**What you are asked to do:**
Take each line containing the word "text" and copy it.

(Stored records)
= = =

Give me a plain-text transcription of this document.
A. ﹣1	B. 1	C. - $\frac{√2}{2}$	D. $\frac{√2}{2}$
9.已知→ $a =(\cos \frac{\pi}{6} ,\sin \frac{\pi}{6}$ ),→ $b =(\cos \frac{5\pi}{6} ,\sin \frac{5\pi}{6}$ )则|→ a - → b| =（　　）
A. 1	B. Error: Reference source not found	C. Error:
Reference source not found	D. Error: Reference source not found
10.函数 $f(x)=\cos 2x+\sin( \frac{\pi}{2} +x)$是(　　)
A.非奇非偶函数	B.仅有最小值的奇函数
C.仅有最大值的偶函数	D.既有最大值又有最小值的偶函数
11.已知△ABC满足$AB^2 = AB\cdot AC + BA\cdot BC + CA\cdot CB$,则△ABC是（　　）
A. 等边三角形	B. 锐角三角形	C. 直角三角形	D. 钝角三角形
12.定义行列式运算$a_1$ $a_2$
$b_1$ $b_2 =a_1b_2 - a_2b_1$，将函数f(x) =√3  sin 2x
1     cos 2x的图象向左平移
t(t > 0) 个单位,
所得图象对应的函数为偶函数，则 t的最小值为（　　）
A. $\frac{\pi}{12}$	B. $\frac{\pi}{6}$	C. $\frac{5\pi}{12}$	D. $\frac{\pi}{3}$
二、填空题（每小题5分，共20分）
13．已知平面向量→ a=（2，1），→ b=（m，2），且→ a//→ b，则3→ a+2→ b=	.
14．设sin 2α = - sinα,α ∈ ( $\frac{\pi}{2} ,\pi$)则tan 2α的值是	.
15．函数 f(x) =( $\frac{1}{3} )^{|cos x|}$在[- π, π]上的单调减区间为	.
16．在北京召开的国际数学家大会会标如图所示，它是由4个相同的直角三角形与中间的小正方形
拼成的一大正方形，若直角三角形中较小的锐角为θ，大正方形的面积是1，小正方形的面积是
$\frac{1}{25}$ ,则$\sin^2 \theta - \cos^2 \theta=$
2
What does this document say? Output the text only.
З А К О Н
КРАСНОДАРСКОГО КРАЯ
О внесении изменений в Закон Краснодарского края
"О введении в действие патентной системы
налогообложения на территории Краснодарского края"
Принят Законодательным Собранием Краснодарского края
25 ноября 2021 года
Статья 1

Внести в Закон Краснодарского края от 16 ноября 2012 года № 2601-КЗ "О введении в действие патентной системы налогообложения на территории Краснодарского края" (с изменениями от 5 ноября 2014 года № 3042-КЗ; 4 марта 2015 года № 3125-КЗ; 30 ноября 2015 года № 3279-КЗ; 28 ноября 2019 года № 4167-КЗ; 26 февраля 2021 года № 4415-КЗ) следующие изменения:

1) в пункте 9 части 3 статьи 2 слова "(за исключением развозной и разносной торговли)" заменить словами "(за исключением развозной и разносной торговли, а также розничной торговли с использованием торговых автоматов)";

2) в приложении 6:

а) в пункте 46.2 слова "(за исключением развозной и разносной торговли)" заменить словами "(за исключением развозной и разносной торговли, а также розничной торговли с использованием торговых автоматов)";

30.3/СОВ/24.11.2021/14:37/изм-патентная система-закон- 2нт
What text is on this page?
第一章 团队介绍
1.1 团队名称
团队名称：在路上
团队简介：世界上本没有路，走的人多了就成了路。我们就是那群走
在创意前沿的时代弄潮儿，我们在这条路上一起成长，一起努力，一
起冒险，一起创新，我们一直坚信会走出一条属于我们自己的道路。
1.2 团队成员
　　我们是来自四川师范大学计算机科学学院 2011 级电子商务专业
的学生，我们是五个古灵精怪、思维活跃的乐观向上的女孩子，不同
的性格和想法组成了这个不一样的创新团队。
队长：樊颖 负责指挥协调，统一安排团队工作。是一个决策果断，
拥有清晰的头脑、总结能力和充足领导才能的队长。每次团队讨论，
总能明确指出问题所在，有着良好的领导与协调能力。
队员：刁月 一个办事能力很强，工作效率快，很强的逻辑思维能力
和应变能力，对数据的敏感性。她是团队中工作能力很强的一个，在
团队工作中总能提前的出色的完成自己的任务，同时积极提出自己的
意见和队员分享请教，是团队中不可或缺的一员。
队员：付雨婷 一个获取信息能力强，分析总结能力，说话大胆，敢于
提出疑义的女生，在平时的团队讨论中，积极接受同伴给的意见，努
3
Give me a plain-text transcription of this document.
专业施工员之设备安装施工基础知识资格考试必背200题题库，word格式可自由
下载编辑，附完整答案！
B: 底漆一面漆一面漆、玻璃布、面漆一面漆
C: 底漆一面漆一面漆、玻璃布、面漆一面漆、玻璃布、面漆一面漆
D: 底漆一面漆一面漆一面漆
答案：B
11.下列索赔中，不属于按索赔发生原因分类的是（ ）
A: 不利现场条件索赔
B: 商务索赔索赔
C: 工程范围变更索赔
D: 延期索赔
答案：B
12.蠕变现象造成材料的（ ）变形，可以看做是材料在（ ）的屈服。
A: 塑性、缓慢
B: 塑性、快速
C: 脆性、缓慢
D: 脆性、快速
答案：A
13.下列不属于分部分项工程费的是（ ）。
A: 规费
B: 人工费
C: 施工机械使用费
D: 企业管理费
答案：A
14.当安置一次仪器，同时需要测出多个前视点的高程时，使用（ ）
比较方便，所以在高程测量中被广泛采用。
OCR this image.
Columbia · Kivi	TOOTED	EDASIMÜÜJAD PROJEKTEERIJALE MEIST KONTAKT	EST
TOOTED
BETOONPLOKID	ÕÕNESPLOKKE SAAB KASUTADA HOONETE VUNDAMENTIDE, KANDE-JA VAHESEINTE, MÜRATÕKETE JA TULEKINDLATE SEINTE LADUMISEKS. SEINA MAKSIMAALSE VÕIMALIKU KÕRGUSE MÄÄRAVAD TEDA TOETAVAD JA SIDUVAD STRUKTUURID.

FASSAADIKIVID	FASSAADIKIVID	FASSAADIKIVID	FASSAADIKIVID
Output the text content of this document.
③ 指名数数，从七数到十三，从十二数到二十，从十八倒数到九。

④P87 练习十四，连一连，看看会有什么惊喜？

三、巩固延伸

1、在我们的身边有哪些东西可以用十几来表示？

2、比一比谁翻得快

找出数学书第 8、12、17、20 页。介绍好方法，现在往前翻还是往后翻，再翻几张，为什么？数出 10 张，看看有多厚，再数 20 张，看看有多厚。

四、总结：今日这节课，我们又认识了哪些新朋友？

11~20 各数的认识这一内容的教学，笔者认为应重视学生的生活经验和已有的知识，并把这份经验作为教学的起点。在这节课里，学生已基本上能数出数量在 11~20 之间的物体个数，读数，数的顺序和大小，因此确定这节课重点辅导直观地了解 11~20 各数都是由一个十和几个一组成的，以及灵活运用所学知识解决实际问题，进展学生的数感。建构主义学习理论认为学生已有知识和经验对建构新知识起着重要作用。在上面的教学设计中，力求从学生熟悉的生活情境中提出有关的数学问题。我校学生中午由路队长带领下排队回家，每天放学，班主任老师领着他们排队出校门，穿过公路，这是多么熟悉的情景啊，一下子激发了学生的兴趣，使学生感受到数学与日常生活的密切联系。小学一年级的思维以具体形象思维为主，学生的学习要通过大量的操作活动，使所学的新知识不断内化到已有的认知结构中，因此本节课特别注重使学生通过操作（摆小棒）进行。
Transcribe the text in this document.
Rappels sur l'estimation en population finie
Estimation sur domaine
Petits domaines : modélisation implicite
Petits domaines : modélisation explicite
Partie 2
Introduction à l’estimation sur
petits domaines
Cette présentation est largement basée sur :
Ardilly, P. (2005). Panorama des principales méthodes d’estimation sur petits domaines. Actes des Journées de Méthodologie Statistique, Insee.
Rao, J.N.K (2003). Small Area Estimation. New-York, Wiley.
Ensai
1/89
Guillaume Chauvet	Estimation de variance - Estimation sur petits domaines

= = =

**Exercise output:**
Give me a plain-text transcription of this document.
What does this document say? Output the text only.
What text is on this page?
Give me a plain-text transcription of this document.
Output the text content of this document.
Transcribe the text in this document.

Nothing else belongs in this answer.